▶ [THE REQUEST]:
Please output every line of the material as it stands, without the pictures.

▶ [PROVIDED DATA]:
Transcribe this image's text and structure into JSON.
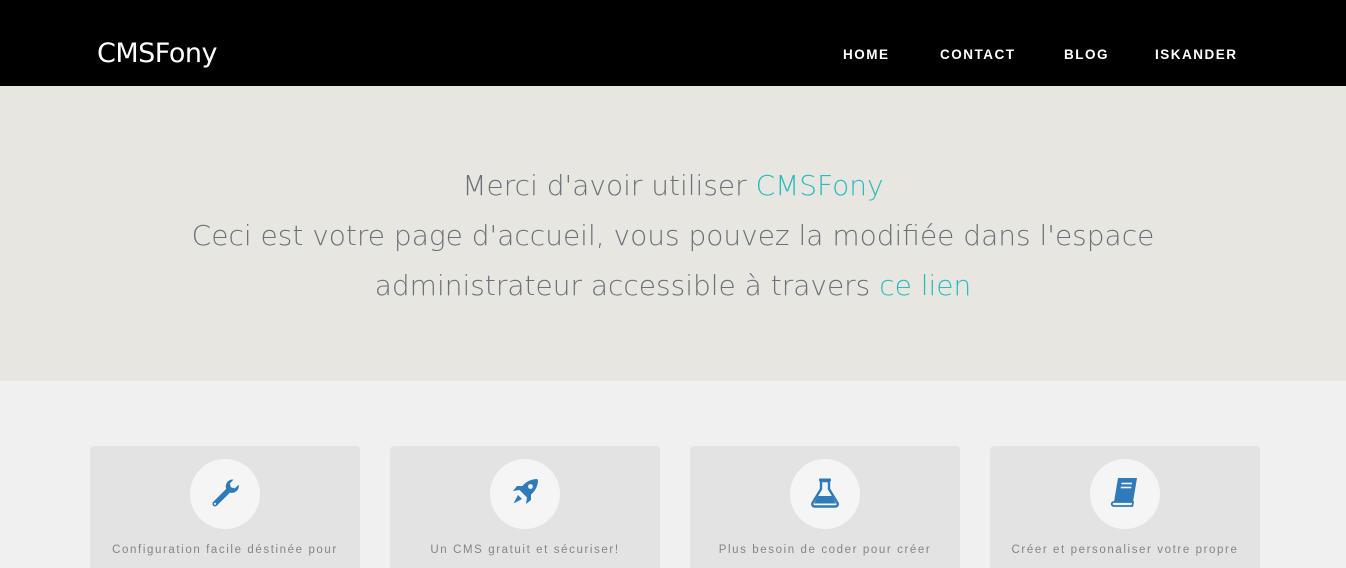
{
  "navbar": {
    "brand": "CMSFony",
    "links": [
      {
        "label": "HOME"
      },
      {
        "label": "CONTACT"
      },
      {
        "label": "BLOG"
      },
      {
        "label": "ISKANDER"
      }
    ]
  },
  "hero": {
    "line1_prefix": "Merci d'avoir utiliser ",
    "line1_accent": "CMSFony",
    "line2": "Ceci est votre page d'accueil, vous pouvez la modifiée dans l'espace",
    "line3_prefix": "administrateur accessible à travers ",
    "line3_link": "ce lien"
  },
  "features": [
    {
      "icon": "wrench-icon",
      "text": "Configuration facile déstinée pour"
    },
    {
      "icon": "rocket-icon",
      "text": "Un CMS gratuit et sécuriser!"
    },
    {
      "icon": "flask-icon",
      "text": "Plus besoin de coder pour créer"
    },
    {
      "icon": "book-icon",
      "text": "Créer et personaliser votre propre"
    }
  ],
  "colors": {
    "navbar_bg": "#000000",
    "accent": "#2bbbbf",
    "icon": "#2f7ab9",
    "hero_bg": "#e8e6e1",
    "card_bg": "#e4e3e3"
  }
}
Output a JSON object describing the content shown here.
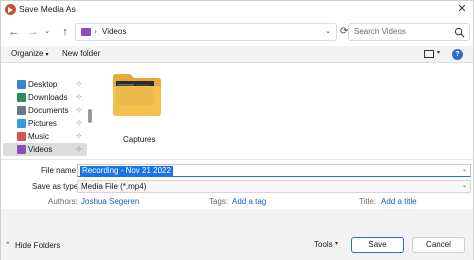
{
  "window": {
    "title": "Save Media As",
    "close_glyph": "✕",
    "app_icon": "media-player-icon"
  },
  "navigation": {
    "back_glyph": "←",
    "forward_glyph": "→",
    "recent_glyph": "⌄",
    "up_glyph": "↑",
    "address_separator": "›",
    "address_path": "Videos",
    "address_chevron": "⌄",
    "refresh_glyph": "⟳",
    "search_placeholder": "Search Videos"
  },
  "commandbar": {
    "organize_label": "Organize",
    "organize_chevron": "▾",
    "new_folder_label": "New folder",
    "view_chevron": "▾",
    "help_glyph": "?"
  },
  "sidebar": {
    "pin_glyph": "📌",
    "items": [
      {
        "label": "Desktop",
        "icon": "desktop-icon",
        "color": "#3a86d4",
        "selected": false
      },
      {
        "label": "Downloads",
        "icon": "downloads-icon",
        "color": "#2f8a5c",
        "selected": false
      },
      {
        "label": "Documents",
        "icon": "documents-icon",
        "color": "#6a7a8a",
        "selected": false
      },
      {
        "label": "Pictures",
        "icon": "pictures-icon",
        "color": "#3a9ad9",
        "selected": false
      },
      {
        "label": "Music",
        "icon": "music-icon",
        "color": "#d9534f",
        "selected": false
      },
      {
        "label": "Videos",
        "icon": "videos-icon",
        "color": "#8a4fbf",
        "selected": true
      }
    ]
  },
  "files": [
    {
      "name": "Captures",
      "type": "folder",
      "icon": "folder-icon"
    }
  ],
  "form": {
    "filename_label": "File name:",
    "filename_value": "Recording - Nov 21 2022",
    "savetype_label": "Save as type:",
    "savetype_value": "Media File (*.mp4)",
    "authors_label": "Authors:",
    "authors_value": "Joshua Segeren",
    "tags_label": "Tags:",
    "tags_value": "Add a tag",
    "title_label": "Title:",
    "title_value": "Add a title",
    "field_chevron": "⌄"
  },
  "footer": {
    "hide_chevron": "⌃",
    "hide_folders_label": "Hide Folders",
    "tools_label": "Tools",
    "tools_chevron": "▾",
    "save_label": "Save",
    "cancel_label": "Cancel"
  },
  "colors": {
    "accent": "#1a73e8",
    "link": "#1a5fb4",
    "folder": "#f5c24d"
  }
}
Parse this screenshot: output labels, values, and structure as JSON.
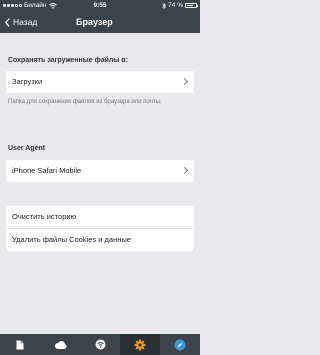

▶ [WRITTEN SOLUTION]:
Transcribe this image's text and structure into JSON.
{
  "navbar": {
    "brand": "CMSFony",
    "links": [
      {
        "label": "HOME"
      },
      {
        "label": "CONTACT"
      },
      {
        "label": "BLOG"
      },
      {
        "label": "ISKANDER"
      }
    ]
  },
  "hero": {
    "line1_prefix": "Merci d'avoir utiliser ",
    "line1_accent": "CMSFony",
    "line2": "Ceci est votre page d'accueil, vous pouvez la modifiée dans l'espace",
    "line3_prefix": "administrateur accessible à travers ",
    "line3_link": "ce lien"
  },
  "features": [
    {
      "icon": "wrench-icon",
      "text": "Configuration facile déstinée pour"
    },
    {
      "icon": "rocket-icon",
      "text": "Un CMS gratuit et sécuriser!"
    },
    {
      "icon": "flask-icon",
      "text": "Plus besoin de coder pour créer"
    },
    {
      "icon": "book-icon",
      "text": "Créer et personaliser votre propre"
    }
  ],
  "colors": {
    "navbar_bg": "#000000",
    "accent": "#2bbbbf",
    "icon": "#2f7ab9",
    "hero_bg": "#e8e6e1",
    "card_bg": "#e4e3e3"
  }
}
Output a JSON object describing the content shown here.
{
  "window": {
    "title": "Save Media As",
    "close_glyph": "✕",
    "app_icon": "media-player-icon"
  },
  "navigation": {
    "back_glyph": "←",
    "forward_glyph": "→",
    "recent_glyph": "⌄",
    "up_glyph": "↑",
    "address_separator": "›",
    "address_path": "Videos",
    "address_chevron": "⌄",
    "refresh_glyph": "⟳",
    "search_placeholder": "Search Videos"
  },
  "commandbar": {
    "organize_label": "Organize",
    "organize_chevron": "▾",
    "new_folder_label": "New folder",
    "view_chevron": "▾",
    "help_glyph": "?"
  },
  "sidebar": {
    "pin_glyph": "📌",
    "items": [
      {
        "label": "Desktop",
        "icon": "desktop-icon",
        "color": "#3a86d4",
        "selected": false
      },
      {
        "label": "Downloads",
        "icon": "downloads-icon",
        "color": "#2f8a5c",
        "selected": false
      },
      {
        "label": "Documents",
        "icon": "documents-icon",
        "color": "#6a7a8a",
        "selected": false
      },
      {
        "label": "Pictures",
        "icon": "pictures-icon",
        "color": "#3a9ad9",
        "selected": false
      },
      {
        "label": "Music",
        "icon": "music-icon",
        "color": "#d9534f",
        "selected": false
      },
      {
        "label": "Videos",
        "icon": "videos-icon",
        "color": "#8a4fbf",
        "selected": true
      }
    ]
  },
  "files": [
    {
      "name": "Captures",
      "type": "folder",
      "icon": "folder-icon"
    }
  ],
  "form": {
    "filename_label": "File name:",
    "filename_value": "Recording - Nov 21 2022",
    "savetype_label": "Save as type:",
    "savetype_value": "Media File (*.mp4)",
    "authors_label": "Authors:",
    "authors_value": "Joshua Segeren",
    "tags_label": "Tags:",
    "tags_value": "Add a tag",
    "title_label": "Title:",
    "title_value": "Add a title",
    "field_chevron": "⌄"
  },
  "footer": {
    "hide_chevron": "⌃",
    "hide_folders_label": "Hide Folders",
    "tools_label": "Tools",
    "tools_chevron": "▾",
    "save_label": "Save",
    "cancel_label": "Cancel"
  },
  "colors": {
    "accent": "#1a73e8",
    "link": "#1a5fb4",
    "folder": "#f5c24d"
  }
}
Parse this screenshot: output labels, values, and structure as JSON.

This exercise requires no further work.